• _Challenge_: Locate every line in the records below that contains the word "TradingView", and copy each one.

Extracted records
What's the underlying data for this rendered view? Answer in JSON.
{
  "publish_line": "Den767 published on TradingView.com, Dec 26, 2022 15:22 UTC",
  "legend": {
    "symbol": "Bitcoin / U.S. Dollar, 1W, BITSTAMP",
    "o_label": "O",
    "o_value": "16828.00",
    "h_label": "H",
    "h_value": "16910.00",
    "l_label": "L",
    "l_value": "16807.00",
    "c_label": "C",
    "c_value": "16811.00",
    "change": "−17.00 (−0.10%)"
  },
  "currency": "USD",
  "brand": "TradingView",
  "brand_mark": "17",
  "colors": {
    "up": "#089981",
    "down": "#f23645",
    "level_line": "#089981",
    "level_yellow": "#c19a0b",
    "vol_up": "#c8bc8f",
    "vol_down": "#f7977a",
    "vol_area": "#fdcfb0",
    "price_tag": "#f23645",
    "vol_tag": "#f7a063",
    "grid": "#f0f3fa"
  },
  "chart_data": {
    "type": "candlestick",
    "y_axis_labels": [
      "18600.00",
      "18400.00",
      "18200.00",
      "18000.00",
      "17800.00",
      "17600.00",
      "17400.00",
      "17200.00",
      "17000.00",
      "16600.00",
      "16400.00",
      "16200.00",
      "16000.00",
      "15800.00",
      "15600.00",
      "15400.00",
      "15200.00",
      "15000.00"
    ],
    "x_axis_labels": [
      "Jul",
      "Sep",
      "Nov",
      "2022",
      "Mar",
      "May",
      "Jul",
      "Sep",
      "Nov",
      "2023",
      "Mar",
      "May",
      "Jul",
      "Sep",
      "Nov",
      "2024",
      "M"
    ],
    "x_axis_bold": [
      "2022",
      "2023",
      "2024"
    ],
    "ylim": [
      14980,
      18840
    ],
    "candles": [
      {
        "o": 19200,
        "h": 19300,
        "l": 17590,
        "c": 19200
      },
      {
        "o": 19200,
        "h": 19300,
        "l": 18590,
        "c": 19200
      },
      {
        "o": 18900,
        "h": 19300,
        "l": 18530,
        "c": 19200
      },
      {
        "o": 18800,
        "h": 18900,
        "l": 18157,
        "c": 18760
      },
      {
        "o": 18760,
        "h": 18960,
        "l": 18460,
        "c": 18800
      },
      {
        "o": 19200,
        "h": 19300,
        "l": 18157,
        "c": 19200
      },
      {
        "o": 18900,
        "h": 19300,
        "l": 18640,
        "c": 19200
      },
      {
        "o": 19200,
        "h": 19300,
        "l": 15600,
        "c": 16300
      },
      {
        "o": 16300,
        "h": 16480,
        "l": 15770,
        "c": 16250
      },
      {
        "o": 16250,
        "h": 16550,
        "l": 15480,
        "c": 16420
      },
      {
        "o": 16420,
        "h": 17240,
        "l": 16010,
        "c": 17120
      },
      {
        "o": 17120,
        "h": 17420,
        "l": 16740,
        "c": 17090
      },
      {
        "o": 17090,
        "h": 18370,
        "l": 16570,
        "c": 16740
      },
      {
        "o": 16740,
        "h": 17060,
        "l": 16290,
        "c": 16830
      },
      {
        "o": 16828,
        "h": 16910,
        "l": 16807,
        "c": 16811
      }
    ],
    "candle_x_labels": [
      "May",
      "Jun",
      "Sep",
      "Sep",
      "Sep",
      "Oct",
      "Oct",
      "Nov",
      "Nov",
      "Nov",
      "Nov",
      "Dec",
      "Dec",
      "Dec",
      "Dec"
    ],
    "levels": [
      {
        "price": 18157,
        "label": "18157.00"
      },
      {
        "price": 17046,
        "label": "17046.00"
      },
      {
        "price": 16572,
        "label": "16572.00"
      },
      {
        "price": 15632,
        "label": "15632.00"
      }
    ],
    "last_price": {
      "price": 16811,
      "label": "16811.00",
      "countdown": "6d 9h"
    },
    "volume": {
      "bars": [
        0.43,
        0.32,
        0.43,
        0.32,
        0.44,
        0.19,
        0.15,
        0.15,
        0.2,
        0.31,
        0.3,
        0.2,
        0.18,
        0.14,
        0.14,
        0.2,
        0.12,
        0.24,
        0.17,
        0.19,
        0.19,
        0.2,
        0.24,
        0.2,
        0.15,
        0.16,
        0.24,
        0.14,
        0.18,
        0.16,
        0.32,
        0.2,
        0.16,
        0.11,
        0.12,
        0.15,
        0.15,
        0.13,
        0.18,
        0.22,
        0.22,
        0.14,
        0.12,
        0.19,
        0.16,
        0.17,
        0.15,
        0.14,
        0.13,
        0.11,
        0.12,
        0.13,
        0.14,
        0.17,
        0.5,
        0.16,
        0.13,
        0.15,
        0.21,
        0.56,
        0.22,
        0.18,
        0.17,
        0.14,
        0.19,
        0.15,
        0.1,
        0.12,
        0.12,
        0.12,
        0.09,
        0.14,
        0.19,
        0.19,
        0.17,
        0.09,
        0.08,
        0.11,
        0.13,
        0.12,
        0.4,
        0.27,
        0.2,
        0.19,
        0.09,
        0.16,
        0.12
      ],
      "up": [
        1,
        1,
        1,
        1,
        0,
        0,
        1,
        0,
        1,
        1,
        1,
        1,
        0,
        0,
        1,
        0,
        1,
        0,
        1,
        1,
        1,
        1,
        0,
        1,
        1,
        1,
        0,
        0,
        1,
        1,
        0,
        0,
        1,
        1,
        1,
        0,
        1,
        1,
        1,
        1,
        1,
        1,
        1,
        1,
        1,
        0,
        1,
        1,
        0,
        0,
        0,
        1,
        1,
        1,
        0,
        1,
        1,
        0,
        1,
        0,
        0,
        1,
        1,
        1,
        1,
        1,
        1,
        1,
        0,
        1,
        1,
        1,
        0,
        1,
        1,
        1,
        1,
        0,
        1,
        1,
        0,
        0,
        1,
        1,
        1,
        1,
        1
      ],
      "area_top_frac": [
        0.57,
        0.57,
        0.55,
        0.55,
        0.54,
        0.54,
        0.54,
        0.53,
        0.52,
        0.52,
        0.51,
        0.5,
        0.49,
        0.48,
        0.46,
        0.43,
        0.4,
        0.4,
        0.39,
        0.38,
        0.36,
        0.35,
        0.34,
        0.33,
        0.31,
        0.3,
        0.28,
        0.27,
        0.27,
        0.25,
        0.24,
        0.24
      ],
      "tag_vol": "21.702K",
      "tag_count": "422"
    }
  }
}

• _Completed exercise_:
  "publish_line": "Den767 published on TradingView.com, Dec 26, 2022 15:22 UTC",
  "brand": "TradingView",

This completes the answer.